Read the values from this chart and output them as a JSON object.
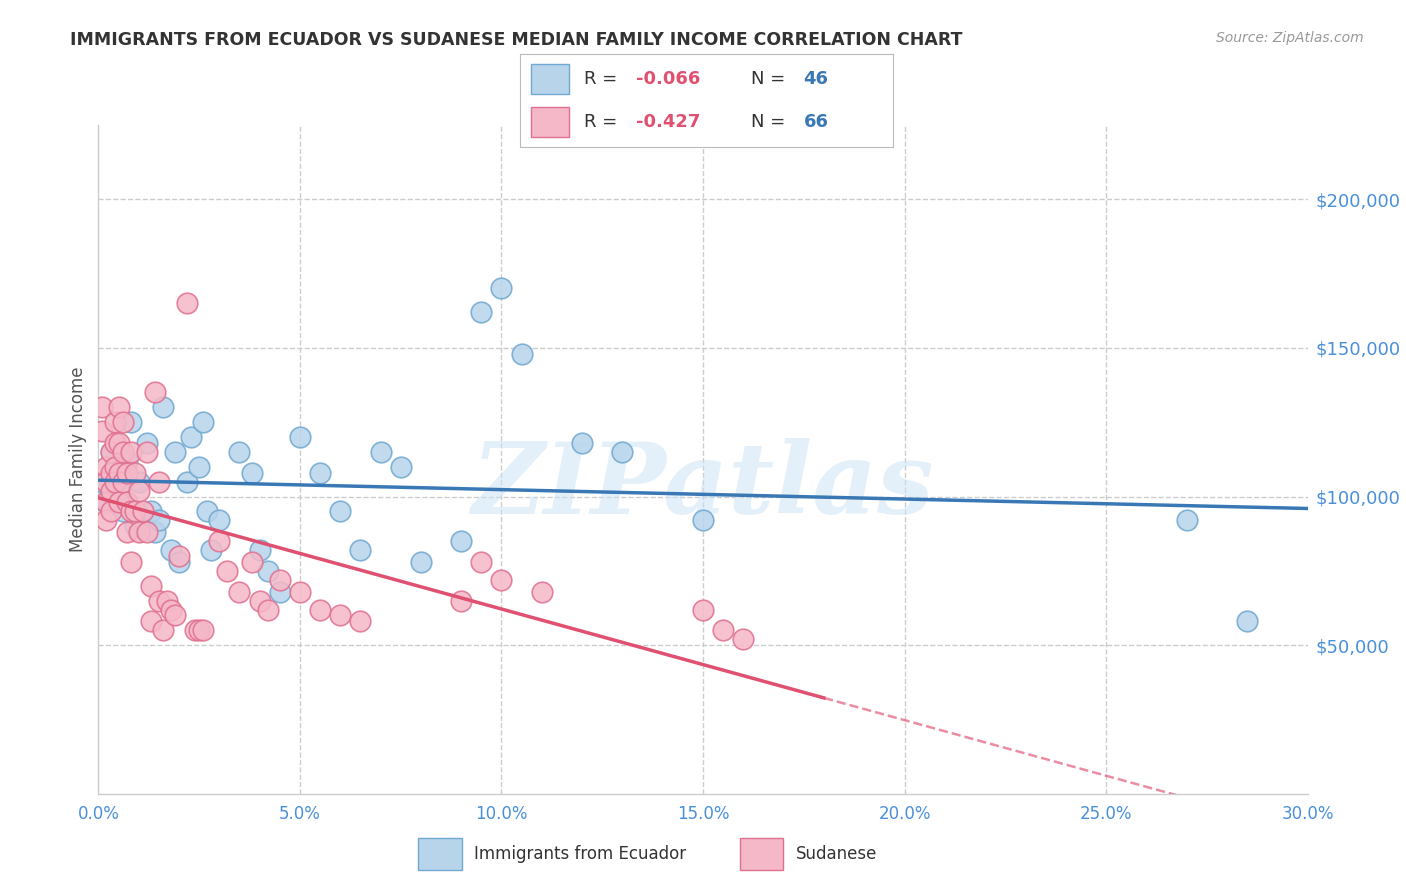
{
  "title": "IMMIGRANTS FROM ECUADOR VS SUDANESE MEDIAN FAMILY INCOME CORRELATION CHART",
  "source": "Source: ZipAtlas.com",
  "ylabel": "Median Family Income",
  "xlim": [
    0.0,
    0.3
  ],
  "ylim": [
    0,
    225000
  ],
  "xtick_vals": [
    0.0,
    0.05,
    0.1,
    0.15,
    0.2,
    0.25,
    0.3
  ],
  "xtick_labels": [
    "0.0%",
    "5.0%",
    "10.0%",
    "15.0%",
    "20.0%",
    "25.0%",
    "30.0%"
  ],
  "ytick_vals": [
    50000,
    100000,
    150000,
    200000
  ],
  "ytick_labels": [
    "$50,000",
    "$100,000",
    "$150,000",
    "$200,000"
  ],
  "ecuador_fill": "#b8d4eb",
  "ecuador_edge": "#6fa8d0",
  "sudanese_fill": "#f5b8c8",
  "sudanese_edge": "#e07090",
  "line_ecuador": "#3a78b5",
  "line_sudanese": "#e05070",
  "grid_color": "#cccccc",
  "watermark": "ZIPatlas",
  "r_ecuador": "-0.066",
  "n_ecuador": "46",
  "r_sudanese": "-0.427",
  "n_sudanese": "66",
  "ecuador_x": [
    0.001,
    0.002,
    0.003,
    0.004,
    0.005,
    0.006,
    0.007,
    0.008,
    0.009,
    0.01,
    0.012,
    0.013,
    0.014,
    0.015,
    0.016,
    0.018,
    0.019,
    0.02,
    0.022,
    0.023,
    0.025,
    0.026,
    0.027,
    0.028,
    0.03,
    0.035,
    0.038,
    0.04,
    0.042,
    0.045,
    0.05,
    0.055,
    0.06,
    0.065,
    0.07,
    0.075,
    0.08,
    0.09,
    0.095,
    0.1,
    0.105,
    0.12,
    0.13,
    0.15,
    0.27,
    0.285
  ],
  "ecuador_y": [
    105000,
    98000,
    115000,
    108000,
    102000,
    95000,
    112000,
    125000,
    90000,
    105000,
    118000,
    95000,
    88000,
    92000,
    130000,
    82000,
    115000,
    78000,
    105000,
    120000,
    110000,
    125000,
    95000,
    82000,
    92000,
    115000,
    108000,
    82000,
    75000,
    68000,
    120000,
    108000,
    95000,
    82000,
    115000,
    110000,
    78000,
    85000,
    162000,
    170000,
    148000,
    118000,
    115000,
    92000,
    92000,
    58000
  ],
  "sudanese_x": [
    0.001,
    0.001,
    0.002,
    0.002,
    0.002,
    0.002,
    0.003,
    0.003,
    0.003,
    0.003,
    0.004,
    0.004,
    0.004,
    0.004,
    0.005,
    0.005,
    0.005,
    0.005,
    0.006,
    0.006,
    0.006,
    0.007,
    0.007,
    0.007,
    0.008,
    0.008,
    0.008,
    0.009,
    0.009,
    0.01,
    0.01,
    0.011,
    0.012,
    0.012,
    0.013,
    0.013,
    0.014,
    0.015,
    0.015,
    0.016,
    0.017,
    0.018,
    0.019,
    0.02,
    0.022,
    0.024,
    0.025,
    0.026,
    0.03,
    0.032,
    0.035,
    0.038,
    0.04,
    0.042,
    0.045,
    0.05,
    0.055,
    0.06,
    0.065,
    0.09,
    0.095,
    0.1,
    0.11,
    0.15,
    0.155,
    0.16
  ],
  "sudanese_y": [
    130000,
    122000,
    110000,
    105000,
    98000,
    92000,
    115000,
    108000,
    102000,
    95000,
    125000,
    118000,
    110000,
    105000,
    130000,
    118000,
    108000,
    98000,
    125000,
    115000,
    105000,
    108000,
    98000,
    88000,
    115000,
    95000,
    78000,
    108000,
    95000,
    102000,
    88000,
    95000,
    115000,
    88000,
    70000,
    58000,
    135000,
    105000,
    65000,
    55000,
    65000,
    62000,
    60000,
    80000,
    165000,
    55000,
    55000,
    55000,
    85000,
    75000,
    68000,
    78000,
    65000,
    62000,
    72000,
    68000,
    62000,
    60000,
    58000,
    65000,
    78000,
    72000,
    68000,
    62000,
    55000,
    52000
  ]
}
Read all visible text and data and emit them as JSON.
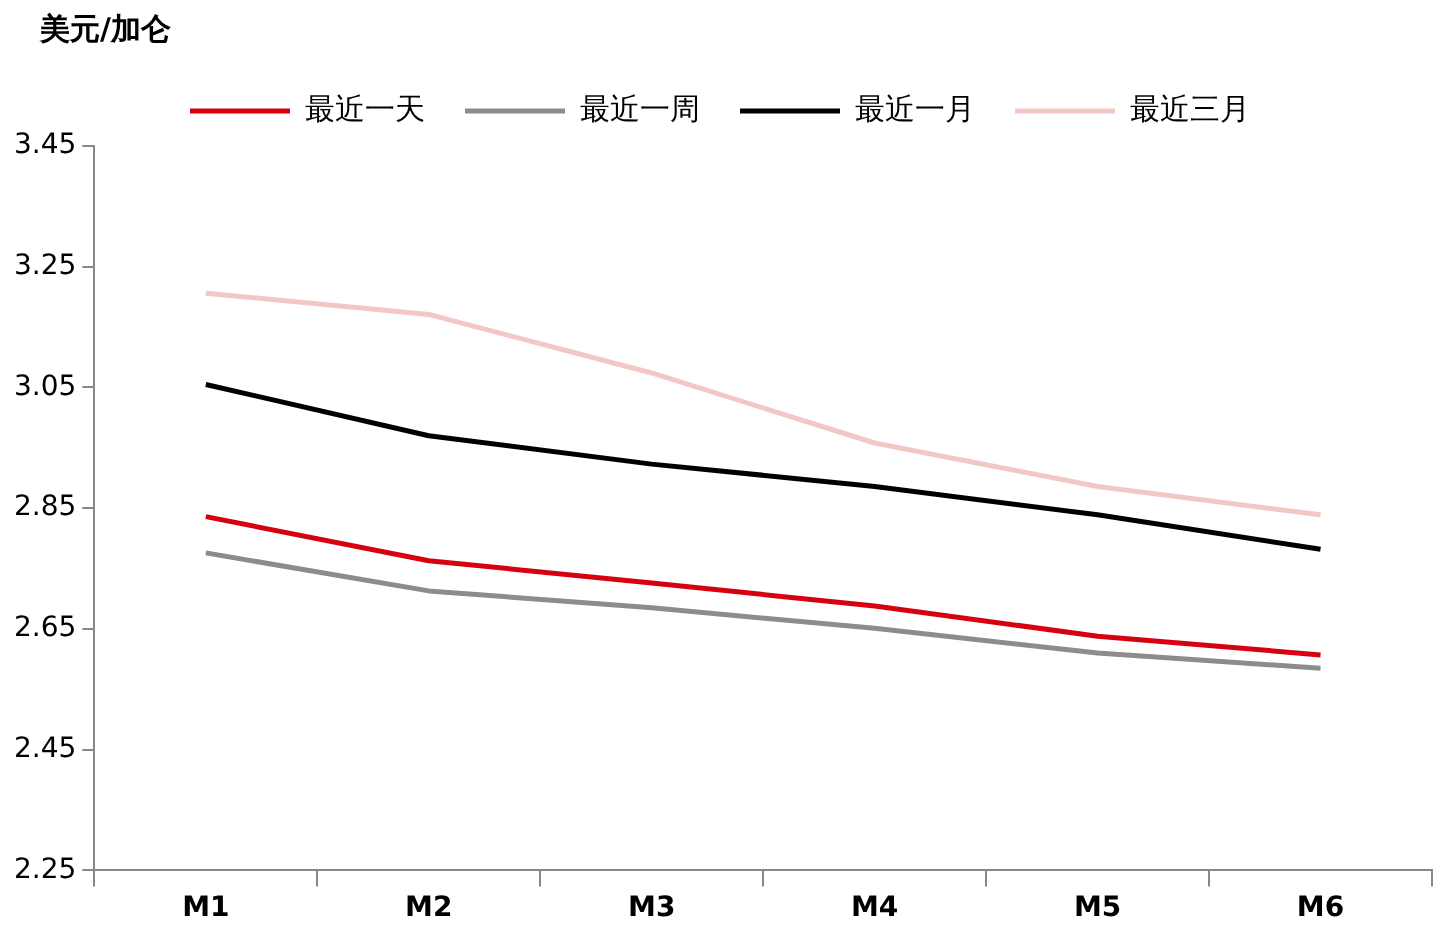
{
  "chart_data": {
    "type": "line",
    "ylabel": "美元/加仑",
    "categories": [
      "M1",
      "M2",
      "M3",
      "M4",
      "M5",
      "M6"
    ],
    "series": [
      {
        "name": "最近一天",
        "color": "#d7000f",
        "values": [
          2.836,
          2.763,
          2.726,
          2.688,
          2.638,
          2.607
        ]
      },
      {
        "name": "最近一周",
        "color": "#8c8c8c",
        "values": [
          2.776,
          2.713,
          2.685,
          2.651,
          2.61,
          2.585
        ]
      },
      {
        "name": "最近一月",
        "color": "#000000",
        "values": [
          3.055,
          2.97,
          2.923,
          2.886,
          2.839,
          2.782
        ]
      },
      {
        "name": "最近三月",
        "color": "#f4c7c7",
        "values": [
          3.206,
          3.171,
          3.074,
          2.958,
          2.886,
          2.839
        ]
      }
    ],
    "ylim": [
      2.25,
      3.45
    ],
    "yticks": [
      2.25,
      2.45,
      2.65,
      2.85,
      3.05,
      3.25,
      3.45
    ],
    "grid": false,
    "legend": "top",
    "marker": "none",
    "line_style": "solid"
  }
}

== TASK STATEMENT ==
Write the entries above out in full, exactly, with no images.

== COMPLETED TASK ==
Read the values from this chart and output them as a JSON object.
{
  "title": "IMMIGRANTS FROM ECUADOR VS SUDANESE MEDIAN FAMILY INCOME CORRELATION CHART",
  "source": "Source: ZipAtlas.com",
  "ylabel": "Median Family Income",
  "xlim": [
    0.0,
    0.3
  ],
  "ylim": [
    0,
    225000
  ],
  "xtick_vals": [
    0.0,
    0.05,
    0.1,
    0.15,
    0.2,
    0.25,
    0.3
  ],
  "xtick_labels": [
    "0.0%",
    "5.0%",
    "10.0%",
    "15.0%",
    "20.0%",
    "25.0%",
    "30.0%"
  ],
  "ytick_vals": [
    50000,
    100000,
    150000,
    200000
  ],
  "ytick_labels": [
    "$50,000",
    "$100,000",
    "$150,000",
    "$200,000"
  ],
  "ecuador_fill": "#b8d4eb",
  "ecuador_edge": "#6fa8d0",
  "sudanese_fill": "#f5b8c8",
  "sudanese_edge": "#e07090",
  "line_ecuador": "#3a78b5",
  "line_sudanese": "#e05070",
  "grid_color": "#cccccc",
  "watermark": "ZIPatlas",
  "r_ecuador": "-0.066",
  "n_ecuador": "46",
  "r_sudanese": "-0.427",
  "n_sudanese": "66",
  "ecuador_x": [
    0.001,
    0.002,
    0.003,
    0.004,
    0.005,
    0.006,
    0.007,
    0.008,
    0.009,
    0.01,
    0.012,
    0.013,
    0.014,
    0.015,
    0.016,
    0.018,
    0.019,
    0.02,
    0.022,
    0.023,
    0.025,
    0.026,
    0.027,
    0.028,
    0.03,
    0.035,
    0.038,
    0.04,
    0.042,
    0.045,
    0.05,
    0.055,
    0.06,
    0.065,
    0.07,
    0.075,
    0.08,
    0.09,
    0.095,
    0.1,
    0.105,
    0.12,
    0.13,
    0.15,
    0.27,
    0.285
  ],
  "ecuador_y": [
    105000,
    98000,
    115000,
    108000,
    102000,
    95000,
    112000,
    125000,
    90000,
    105000,
    118000,
    95000,
    88000,
    92000,
    130000,
    82000,
    115000,
    78000,
    105000,
    120000,
    110000,
    125000,
    95000,
    82000,
    92000,
    115000,
    108000,
    82000,
    75000,
    68000,
    120000,
    108000,
    95000,
    82000,
    115000,
    110000,
    78000,
    85000,
    162000,
    170000,
    148000,
    118000,
    115000,
    92000,
    92000,
    58000
  ],
  "sudanese_x": [
    0.001,
    0.001,
    0.002,
    0.002,
    0.002,
    0.002,
    0.003,
    0.003,
    0.003,
    0.003,
    0.004,
    0.004,
    0.004,
    0.004,
    0.005,
    0.005,
    0.005,
    0.005,
    0.006,
    0.006,
    0.006,
    0.007,
    0.007,
    0.007,
    0.008,
    0.008,
    0.008,
    0.009,
    0.009,
    0.01,
    0.01,
    0.011,
    0.012,
    0.012,
    0.013,
    0.013,
    0.014,
    0.015,
    0.015,
    0.016,
    0.017,
    0.018,
    0.019,
    0.02,
    0.022,
    0.024,
    0.025,
    0.026,
    0.03,
    0.032,
    0.035,
    0.038,
    0.04,
    0.042,
    0.045,
    0.05,
    0.055,
    0.06,
    0.065,
    0.09,
    0.095,
    0.1,
    0.11,
    0.15,
    0.155,
    0.16
  ],
  "sudanese_y": [
    130000,
    122000,
    110000,
    105000,
    98000,
    92000,
    115000,
    108000,
    102000,
    95000,
    125000,
    118000,
    110000,
    105000,
    130000,
    118000,
    108000,
    98000,
    125000,
    115000,
    105000,
    108000,
    98000,
    88000,
    115000,
    95000,
    78000,
    108000,
    95000,
    102000,
    88000,
    95000,
    115000,
    88000,
    70000,
    58000,
    135000,
    105000,
    65000,
    55000,
    65000,
    62000,
    60000,
    80000,
    165000,
    55000,
    55000,
    55000,
    85000,
    75000,
    68000,
    78000,
    65000,
    62000,
    72000,
    68000,
    62000,
    60000,
    58000,
    65000,
    78000,
    72000,
    68000,
    62000,
    55000,
    52000
  ]
}
Read all visible text and data and emit them as JSON.
{
  "chart_data": {
    "type": "line",
    "ylabel": "美元/加仑",
    "categories": [
      "M1",
      "M2",
      "M3",
      "M4",
      "M5",
      "M6"
    ],
    "series": [
      {
        "name": "最近一天",
        "color": "#d7000f",
        "values": [
          2.836,
          2.763,
          2.726,
          2.688,
          2.638,
          2.607
        ]
      },
      {
        "name": "最近一周",
        "color": "#8c8c8c",
        "values": [
          2.776,
          2.713,
          2.685,
          2.651,
          2.61,
          2.585
        ]
      },
      {
        "name": "最近一月",
        "color": "#000000",
        "values": [
          3.055,
          2.97,
          2.923,
          2.886,
          2.839,
          2.782
        ]
      },
      {
        "name": "最近三月",
        "color": "#f4c7c7",
        "values": [
          3.206,
          3.171,
          3.074,
          2.958,
          2.886,
          2.839
        ]
      }
    ],
    "ylim": [
      2.25,
      3.45
    ],
    "yticks": [
      2.25,
      2.45,
      2.65,
      2.85,
      3.05,
      3.25,
      3.45
    ],
    "grid": false,
    "legend": "top",
    "marker": "none",
    "line_style": "solid"
  }
}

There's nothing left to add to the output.